## START

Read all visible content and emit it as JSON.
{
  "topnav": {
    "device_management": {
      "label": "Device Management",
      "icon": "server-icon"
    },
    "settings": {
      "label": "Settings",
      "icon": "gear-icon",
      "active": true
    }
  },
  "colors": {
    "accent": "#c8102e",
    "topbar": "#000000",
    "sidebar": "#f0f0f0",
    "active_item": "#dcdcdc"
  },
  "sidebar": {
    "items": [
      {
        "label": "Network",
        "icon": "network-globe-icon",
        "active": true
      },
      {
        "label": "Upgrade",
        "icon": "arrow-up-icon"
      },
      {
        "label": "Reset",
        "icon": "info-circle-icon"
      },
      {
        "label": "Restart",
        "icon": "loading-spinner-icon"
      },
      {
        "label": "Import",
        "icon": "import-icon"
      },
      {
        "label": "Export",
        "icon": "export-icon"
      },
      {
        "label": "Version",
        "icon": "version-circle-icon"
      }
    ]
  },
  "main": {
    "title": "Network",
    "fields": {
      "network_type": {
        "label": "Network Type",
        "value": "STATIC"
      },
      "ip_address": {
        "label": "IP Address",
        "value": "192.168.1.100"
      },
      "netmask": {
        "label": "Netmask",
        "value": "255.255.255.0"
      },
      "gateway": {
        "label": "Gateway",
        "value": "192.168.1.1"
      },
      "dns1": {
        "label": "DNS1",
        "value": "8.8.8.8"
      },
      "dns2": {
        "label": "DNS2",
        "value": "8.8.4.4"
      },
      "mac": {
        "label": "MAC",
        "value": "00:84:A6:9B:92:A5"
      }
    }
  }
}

## END

▶ _DESCRIPTION OF THE TASK_
Look for "circle" and pull out every line that has it.

▶ _THE OUTPUT_
        "icon": "info-circle-icon"
        "icon": "version-circle-icon"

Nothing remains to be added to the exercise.